[Task directions] From the entries that follow, gather each line holding the word "Goldsborough".

[Provided information]
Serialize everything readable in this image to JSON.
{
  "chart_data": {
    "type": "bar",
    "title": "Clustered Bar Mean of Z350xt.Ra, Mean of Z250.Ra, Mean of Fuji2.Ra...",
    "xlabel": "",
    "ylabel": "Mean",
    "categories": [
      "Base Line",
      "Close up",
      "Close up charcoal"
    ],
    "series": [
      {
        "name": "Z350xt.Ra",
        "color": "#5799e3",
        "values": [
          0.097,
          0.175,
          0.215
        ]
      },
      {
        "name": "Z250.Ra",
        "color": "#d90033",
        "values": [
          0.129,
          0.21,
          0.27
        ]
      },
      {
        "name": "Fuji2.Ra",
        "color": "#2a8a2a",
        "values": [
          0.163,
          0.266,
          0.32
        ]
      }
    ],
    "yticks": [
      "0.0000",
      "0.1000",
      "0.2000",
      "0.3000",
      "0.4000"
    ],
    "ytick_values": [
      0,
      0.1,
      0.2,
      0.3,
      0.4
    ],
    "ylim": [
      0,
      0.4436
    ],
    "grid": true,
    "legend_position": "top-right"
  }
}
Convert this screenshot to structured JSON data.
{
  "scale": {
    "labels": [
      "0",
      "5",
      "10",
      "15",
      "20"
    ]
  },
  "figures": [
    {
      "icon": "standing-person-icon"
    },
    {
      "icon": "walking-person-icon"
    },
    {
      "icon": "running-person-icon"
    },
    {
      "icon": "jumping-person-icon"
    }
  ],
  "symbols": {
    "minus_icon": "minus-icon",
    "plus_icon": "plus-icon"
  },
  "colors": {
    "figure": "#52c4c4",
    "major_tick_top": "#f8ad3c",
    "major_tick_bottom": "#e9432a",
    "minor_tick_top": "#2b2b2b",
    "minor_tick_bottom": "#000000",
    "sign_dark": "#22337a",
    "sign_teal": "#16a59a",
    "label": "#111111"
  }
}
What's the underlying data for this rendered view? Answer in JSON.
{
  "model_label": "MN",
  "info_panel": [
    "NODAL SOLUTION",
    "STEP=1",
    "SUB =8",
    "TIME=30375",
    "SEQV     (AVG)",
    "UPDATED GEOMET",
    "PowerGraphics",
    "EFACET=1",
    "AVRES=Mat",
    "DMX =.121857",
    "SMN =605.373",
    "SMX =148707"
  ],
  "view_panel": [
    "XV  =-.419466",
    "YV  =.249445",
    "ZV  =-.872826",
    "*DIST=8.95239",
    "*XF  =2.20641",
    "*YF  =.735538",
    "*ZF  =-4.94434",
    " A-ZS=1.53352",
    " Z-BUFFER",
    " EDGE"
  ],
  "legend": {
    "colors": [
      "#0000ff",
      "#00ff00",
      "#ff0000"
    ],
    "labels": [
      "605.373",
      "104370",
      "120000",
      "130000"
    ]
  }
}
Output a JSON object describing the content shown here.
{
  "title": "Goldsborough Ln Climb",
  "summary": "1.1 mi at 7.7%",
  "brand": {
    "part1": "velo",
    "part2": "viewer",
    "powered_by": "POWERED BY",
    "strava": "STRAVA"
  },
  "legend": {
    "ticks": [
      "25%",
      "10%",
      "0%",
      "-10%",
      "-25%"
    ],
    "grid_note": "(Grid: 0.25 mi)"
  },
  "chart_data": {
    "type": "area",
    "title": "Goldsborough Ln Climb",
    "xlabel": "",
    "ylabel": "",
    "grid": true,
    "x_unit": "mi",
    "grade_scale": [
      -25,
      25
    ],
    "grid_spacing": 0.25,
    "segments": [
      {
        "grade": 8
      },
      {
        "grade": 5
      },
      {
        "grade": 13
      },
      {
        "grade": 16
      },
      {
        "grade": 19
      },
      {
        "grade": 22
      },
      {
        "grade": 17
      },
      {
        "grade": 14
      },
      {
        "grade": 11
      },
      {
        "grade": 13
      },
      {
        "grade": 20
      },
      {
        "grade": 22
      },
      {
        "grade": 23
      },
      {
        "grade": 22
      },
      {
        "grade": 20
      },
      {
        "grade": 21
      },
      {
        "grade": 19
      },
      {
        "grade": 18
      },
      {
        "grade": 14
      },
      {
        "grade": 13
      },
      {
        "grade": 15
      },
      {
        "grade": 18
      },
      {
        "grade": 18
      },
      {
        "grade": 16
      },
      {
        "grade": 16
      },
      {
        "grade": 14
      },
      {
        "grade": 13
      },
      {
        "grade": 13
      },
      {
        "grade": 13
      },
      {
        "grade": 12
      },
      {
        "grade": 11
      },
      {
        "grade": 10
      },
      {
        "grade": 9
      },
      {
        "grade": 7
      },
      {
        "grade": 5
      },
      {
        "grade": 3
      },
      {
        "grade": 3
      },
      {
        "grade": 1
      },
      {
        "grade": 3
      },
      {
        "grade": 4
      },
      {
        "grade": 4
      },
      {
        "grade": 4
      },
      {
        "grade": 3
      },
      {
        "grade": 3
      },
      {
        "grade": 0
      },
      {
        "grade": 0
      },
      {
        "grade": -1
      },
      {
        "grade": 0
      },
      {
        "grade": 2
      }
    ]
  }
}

[Result of this exercise]
  "title": "Goldsborough Ln Climb",
    "title": "Goldsborough Ln Climb",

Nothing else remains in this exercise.